* [AIM OF THE TASK]:
Answer these questions about the Racket code excerpt:
(a) In which environment can the solution be tested?
(b) What does `get` return when no value is stored under the given pair of keys?
(c) What does `make-sum` return when `a1` is the number 0?

Here is my solution which can be tested in DrRacket.

  
 #lang racket 
 (define *the-table* (make-hash));make THE table 
 (define (put key1 key2 value) (hash-set! *the-table* (list key1 key2) value));put 
 (define (get key1 key2) (hash-ref *the-table* (list key1 key2) #f));get 
  
 (define (install-symbolic-differentiation-package) 
    
   (define (addend s) (car s)) 
  
   (define (augend s) 
     (let ((cs (cdr s))) 
       (if (null? (cdr cs)) 
           (car cs) 
           (cons '+ cs)))) 
    
   (define (make-sum a1 a2) 
     (cond ((=number? a1 0) a2) 
           ((=number? a2 0) a1) 
           ((and (number? a1) (number? a2))  
            (+ a1 a2)) 
           (else (list '+ a1 a2)))) 
    
   (put 'deriv '+ (lambda (operands var)

* [MATERIAL SHOWN]:
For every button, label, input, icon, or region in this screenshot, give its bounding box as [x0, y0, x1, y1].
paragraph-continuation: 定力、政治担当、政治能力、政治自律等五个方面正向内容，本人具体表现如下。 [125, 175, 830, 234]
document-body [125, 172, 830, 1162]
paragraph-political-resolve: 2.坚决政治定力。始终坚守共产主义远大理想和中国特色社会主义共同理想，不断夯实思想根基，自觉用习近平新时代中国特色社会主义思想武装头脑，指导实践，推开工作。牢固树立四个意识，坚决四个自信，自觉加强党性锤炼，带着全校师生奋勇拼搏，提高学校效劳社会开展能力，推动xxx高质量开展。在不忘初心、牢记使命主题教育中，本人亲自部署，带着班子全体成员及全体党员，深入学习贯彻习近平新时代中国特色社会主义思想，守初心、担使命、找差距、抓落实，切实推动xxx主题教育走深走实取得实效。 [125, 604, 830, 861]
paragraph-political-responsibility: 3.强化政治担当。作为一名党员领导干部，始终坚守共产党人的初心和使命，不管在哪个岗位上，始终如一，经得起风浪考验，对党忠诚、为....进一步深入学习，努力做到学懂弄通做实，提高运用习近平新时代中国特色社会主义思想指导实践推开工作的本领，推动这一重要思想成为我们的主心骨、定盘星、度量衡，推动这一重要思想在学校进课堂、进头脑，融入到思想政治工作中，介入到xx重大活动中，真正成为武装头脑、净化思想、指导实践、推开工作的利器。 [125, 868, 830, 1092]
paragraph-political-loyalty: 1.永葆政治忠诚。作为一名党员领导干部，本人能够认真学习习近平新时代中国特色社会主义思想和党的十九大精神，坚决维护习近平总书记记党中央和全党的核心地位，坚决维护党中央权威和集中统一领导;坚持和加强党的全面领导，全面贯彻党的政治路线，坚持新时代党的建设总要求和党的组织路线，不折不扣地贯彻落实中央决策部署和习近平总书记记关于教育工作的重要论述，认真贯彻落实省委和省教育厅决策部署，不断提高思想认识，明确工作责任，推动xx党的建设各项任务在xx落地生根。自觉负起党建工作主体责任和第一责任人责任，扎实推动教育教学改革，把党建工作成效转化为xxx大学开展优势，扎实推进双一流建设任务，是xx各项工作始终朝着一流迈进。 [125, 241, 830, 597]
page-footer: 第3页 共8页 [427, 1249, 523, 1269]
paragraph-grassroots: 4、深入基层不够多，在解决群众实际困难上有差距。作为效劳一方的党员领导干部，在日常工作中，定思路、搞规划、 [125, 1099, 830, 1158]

---

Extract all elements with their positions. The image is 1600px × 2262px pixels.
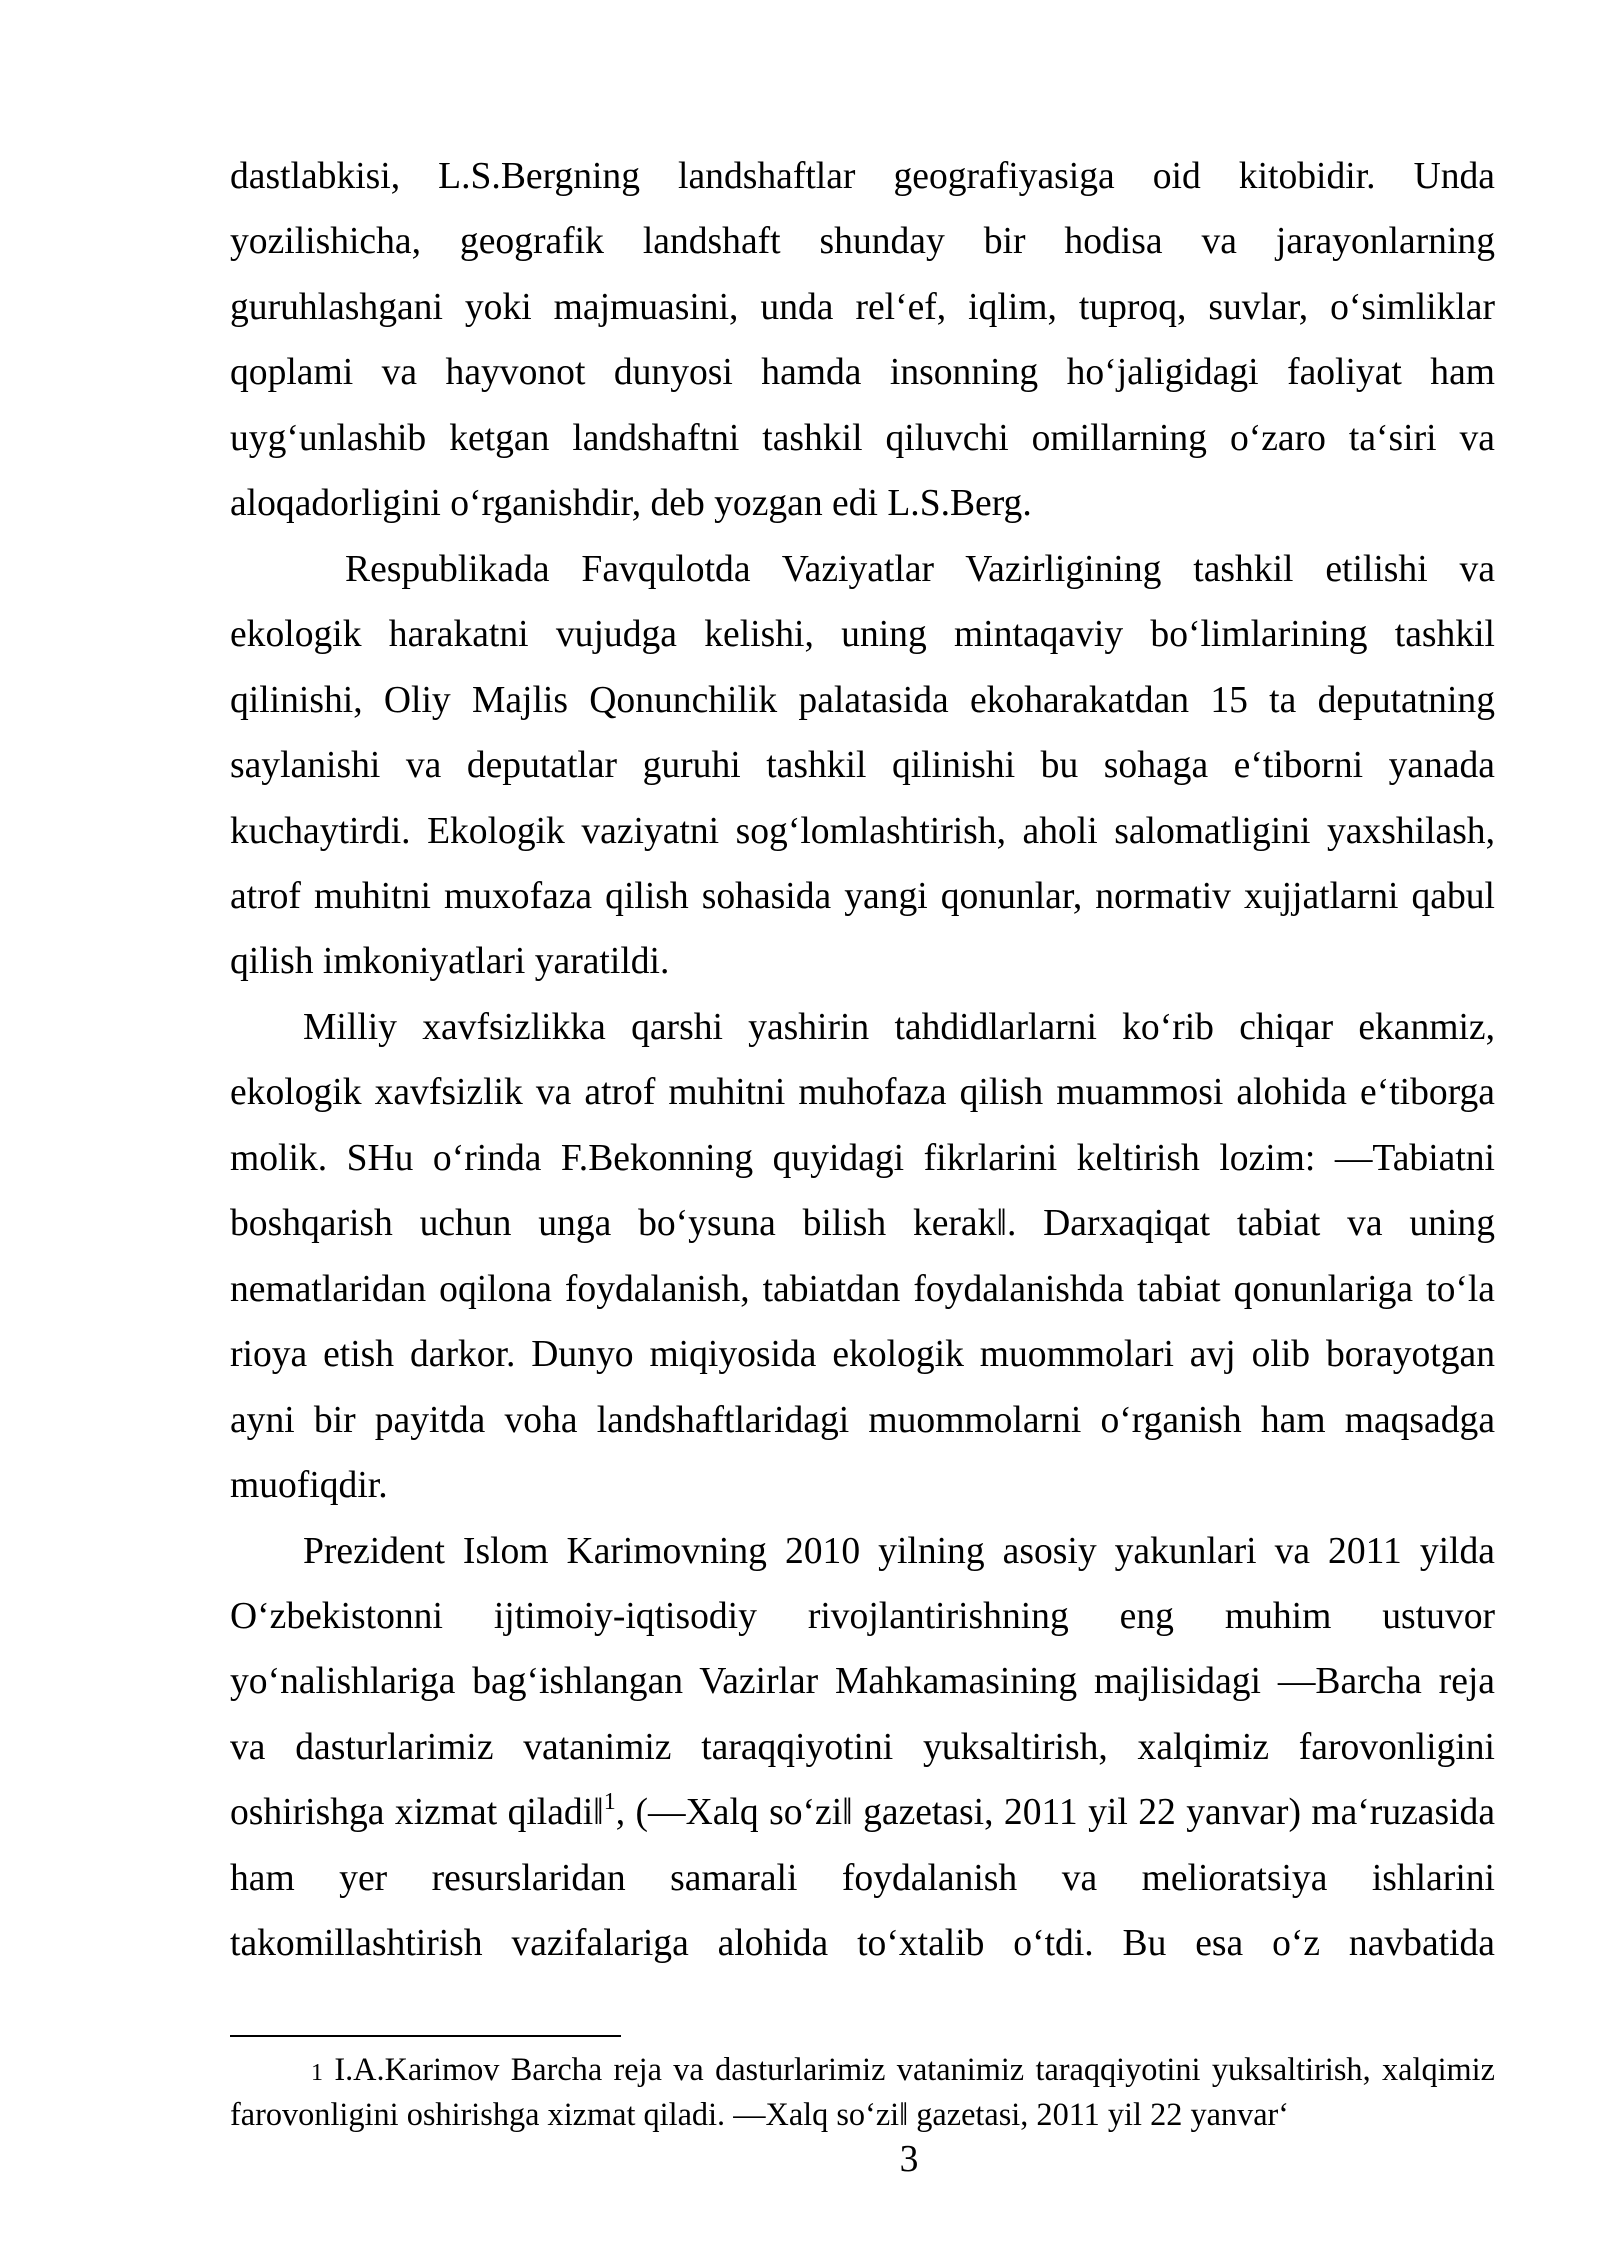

* [RESPONSE]:
(a) DrRacket
(b) #f
(c) a2